- _Task instructions_
List all the lines in these records that hold "year".

- _Records for processing_
Begin
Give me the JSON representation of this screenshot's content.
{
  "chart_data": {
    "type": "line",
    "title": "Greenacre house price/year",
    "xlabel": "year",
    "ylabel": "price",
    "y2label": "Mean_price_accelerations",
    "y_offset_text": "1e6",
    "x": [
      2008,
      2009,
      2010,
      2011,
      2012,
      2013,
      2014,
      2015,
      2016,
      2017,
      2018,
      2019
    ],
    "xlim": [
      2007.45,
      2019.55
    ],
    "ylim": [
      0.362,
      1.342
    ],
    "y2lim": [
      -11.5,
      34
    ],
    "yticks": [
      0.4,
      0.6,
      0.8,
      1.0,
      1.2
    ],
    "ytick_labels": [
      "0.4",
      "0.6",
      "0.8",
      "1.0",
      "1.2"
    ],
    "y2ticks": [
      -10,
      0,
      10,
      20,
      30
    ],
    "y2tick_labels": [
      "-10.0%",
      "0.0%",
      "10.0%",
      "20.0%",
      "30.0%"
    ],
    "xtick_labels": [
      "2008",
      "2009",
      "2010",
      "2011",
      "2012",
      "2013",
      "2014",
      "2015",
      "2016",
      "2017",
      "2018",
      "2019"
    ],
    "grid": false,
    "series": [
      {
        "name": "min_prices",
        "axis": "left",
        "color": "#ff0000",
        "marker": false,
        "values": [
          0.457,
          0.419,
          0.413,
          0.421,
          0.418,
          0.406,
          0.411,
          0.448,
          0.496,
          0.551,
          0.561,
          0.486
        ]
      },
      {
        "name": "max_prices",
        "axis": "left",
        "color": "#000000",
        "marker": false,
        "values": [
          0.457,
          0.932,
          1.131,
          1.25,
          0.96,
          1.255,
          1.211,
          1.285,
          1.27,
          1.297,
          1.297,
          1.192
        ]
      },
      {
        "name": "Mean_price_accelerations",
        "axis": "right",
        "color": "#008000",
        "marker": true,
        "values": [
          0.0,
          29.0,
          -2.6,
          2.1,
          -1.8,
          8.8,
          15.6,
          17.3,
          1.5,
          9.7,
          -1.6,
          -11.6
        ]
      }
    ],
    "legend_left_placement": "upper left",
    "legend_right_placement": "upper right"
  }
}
End
- _The result_
    "title": "Greenacre house price/year",
    "xlabel": "year",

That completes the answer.